═════ Supplied information

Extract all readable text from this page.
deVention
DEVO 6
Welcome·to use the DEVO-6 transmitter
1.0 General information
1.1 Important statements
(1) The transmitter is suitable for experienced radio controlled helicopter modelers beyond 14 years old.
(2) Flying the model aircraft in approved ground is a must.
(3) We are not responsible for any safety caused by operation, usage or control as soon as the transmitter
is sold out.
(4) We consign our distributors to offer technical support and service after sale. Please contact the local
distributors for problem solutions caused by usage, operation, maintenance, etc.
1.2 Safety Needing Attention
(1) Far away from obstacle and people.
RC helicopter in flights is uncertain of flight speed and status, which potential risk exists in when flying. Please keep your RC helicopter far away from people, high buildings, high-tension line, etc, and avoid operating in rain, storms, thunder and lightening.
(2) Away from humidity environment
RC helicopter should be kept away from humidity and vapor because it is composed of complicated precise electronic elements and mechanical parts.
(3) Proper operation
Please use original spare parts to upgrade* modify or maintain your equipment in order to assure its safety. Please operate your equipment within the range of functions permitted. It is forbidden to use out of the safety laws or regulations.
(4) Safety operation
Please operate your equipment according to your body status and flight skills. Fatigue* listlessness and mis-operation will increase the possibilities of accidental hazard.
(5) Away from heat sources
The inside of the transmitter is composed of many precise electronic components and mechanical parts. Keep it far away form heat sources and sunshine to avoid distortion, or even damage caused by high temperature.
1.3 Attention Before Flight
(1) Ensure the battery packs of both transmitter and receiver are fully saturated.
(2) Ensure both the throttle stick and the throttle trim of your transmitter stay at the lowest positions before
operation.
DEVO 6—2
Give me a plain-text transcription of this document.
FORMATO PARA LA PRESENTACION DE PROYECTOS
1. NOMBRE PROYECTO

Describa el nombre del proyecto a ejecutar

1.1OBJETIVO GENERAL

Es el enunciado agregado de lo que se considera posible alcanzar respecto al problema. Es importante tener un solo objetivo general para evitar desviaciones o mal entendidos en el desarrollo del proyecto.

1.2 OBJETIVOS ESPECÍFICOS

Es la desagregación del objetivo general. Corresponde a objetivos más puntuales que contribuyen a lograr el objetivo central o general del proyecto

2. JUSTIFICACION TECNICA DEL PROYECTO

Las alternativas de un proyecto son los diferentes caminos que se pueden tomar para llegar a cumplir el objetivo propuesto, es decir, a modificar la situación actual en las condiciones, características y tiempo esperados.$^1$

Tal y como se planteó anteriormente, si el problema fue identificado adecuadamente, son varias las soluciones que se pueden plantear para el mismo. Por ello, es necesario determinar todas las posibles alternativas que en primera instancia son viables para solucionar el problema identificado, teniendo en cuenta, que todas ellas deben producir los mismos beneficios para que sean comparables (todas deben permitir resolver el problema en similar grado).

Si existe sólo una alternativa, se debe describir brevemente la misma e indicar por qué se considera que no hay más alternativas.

══════════

Collect the lines of the data that carry the word "humidity".

(2) Away from humidity environment
RC helicopter should be kept away from humidity and vapor because it is composed of complicated precise electronic elements and mechanical parts.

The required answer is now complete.